:: Data to use

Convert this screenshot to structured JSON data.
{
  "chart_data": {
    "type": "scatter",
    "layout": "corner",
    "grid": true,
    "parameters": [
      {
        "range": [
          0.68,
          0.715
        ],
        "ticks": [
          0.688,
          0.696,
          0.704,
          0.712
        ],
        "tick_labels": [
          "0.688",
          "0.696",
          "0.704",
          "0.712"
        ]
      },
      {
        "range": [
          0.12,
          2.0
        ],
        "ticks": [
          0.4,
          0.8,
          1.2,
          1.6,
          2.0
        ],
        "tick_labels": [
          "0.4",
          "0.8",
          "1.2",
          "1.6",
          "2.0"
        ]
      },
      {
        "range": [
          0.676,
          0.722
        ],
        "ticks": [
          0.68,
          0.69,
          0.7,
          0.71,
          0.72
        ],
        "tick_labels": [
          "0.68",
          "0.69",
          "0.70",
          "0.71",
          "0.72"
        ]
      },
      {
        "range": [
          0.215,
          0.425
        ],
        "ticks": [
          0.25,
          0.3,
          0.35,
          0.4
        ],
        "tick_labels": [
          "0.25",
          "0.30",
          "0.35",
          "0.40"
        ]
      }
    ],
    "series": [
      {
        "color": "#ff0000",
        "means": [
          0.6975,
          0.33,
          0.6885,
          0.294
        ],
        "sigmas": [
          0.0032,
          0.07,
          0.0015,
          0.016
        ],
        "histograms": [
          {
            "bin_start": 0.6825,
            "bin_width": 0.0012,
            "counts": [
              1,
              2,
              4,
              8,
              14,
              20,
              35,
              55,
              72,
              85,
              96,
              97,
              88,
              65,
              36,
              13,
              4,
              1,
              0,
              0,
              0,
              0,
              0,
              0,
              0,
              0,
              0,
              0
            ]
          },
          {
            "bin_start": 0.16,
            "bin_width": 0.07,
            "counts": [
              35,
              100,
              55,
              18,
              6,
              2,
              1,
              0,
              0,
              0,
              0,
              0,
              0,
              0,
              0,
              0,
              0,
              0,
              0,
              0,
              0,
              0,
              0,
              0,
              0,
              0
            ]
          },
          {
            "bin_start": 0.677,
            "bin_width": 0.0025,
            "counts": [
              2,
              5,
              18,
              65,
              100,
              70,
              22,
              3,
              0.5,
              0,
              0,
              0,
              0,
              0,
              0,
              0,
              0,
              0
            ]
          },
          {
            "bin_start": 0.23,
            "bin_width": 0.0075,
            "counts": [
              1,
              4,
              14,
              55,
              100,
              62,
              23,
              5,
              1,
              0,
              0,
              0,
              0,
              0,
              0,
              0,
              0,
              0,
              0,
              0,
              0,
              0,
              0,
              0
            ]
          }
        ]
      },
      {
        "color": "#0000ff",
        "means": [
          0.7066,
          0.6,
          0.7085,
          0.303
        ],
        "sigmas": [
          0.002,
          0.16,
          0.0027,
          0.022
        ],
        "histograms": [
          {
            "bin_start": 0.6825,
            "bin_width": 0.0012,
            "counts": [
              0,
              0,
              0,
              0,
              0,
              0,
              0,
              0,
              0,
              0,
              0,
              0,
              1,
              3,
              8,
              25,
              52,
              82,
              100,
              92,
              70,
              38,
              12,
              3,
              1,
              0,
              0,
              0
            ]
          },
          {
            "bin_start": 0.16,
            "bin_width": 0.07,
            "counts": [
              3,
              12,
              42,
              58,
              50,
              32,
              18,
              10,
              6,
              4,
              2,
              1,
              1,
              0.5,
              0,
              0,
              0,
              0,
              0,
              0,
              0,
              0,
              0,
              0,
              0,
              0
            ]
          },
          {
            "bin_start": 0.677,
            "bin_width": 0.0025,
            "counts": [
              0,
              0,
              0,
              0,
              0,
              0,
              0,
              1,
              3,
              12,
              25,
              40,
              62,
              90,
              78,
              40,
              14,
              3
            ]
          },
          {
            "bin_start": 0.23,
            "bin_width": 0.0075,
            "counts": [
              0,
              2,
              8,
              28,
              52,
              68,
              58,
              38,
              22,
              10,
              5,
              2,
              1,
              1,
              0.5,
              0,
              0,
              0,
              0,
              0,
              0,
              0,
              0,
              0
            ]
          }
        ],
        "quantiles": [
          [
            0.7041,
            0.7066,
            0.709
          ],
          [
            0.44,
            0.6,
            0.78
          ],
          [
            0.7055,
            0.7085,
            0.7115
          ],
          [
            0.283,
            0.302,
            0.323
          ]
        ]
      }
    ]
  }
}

::::

→ **The request**:
Copy every record above exactly as it appears.

→ **Answer to the task**:
Convert this screenshot to structured JSON data.
{
  "chart_data": {
    "type": "scatter",
    "layout": "corner",
    "grid": true,
    "parameters": [
      {
        "range": [
          0.68,
          0.715
        ],
        "ticks": [
          0.688,
          0.696,
          0.704,
          0.712
        ],
        "tick_labels": [
          "0.688",
          "0.696",
          "0.704",
          "0.712"
        ]
      },
      {
        "range": [
          0.12,
          2.0
        ],
        "ticks": [
          0.4,
          0.8,
          1.2,
          1.6,
          2.0
        ],
        "tick_labels": [
          "0.4",
          "0.8",
          "1.2",
          "1.6",
          "2.0"
        ]
      },
      {
        "range": [
          0.676,
          0.722
        ],
        "ticks": [
          0.68,
          0.69,
          0.7,
          0.71,
          0.72
        ],
        "tick_labels": [
          "0.68",
          "0.69",
          "0.70",
          "0.71",
          "0.72"
        ]
      },
      {
        "range": [
          0.215,
          0.425
        ],
        "ticks": [
          0.25,
          0.3,
          0.35,
          0.4
        ],
        "tick_labels": [
          "0.25",
          "0.30",
          "0.35",
          "0.40"
        ]
      }
    ],
    "series": [
      {
        "color": "#ff0000",
        "means": [
          0.6975,
          0.33,
          0.6885,
          0.294
        ],
        "sigmas": [
          0.0032,
          0.07,
          0.0015,
          0.016
        ],
        "histograms": [
          {
            "bin_start": 0.6825,
            "bin_width": 0.0012,
            "counts": [
              1,
              2,
              4,
              8,
              14,
              20,
              35,
              55,
              72,
              85,
              96,
              97,
              88,
              65,
              36,
              13,
              4,
              1,
              0,
              0,
              0,
              0,
              0,
              0,
              0,
              0,
              0,
              0
            ]
          },
          {
            "bin_start": 0.16,
            "bin_width": 0.07,
            "counts": [
              35,
              100,
              55,
              18,
              6,
              2,
              1,
              0,
              0,
              0,
              0,
              0,
              0,
              0,
              0,
              0,
              0,
              0,
              0,
              0,
              0,
              0,
              0,
              0,
              0,
              0
            ]
          },
          {
            "bin_start": 0.677,
            "bin_width": 0.0025,
            "counts": [
              2,
              5,
              18,
              65,
              100,
              70,
              22,
              3,
              0.5,
              0,
              0,
              0,
              0,
              0,
              0,
              0,
              0,
              0
            ]
          },
          {
            "bin_start": 0.23,
            "bin_width": 0.0075,
            "counts": [
              1,
              4,
              14,
              55,
              100,
              62,
              23,
              5,
              1,
              0,
              0,
              0,
              0,
              0,
              0,
              0,
              0,
              0,
              0,
              0,
              0,
              0,
              0,
              0
            ]
          }
        ]
      },
      {
        "color": "#0000ff",
        "means": [
          0.7066,
          0.6,
          0.7085,
          0.303
        ],
        "sigmas": [
          0.002,
          0.16,
          0.0027,
          0.022
        ],
        "histograms": [
          {
            "bin_start": 0.6825,
            "bin_width": 0.0012,
            "counts": [
              0,
              0,
              0,
              0,
              0,
              0,
              0,
              0,
              0,
              0,
              0,
              0,
              1,
              3,
              8,
              25,
              52,
              82,
              100,
              92,
              70,
              38,
              12,
              3,
              1,
              0,
              0,
              0
            ]
          },
          {
            "bin_start": 0.16,
            "bin_width": 0.07,
            "counts": [
              3,
              12,
              42,
              58,
              50,
              32,
              18,
              10,
              6,
              4,
              2,
              1,
              1,
              0.5,
              0,
              0,
              0,
              0,
              0,
              0,
              0,
              0,
              0,
              0,
              0,
              0
            ]
          },
          {
            "bin_start": 0.677,
            "bin_width": 0.0025,
            "counts": [
              0,
              0,
              0,
              0,
              0,
              0,
              0,
              1,
              3,
              12,
              25,
              40,
              62,
              90,
              78,
              40,
              14,
              3
            ]
          },
          {
            "bin_start": 0.23,
            "bin_width": 0.0075,
            "counts": [
              0,
              2,
              8,
              28,
              52,
              68,
              58,
              38,
              22,
              10,
              5,
              2,
              1,
              1,
              0.5,
              0,
              0,
              0,
              0,
              0,
              0,
              0,
              0,
              0
            ]
          }
        ],
        "quantiles": [
          [
            0.7041,
            0.7066,
            0.709
          ],
          [
            0.44,
            0.6,
            0.78
          ],
          [
            0.7055,
            0.7085,
            0.7115
          ],
          [
            0.283,
            0.302,
            0.323
          ]
        ]
      }
    ]
  }
}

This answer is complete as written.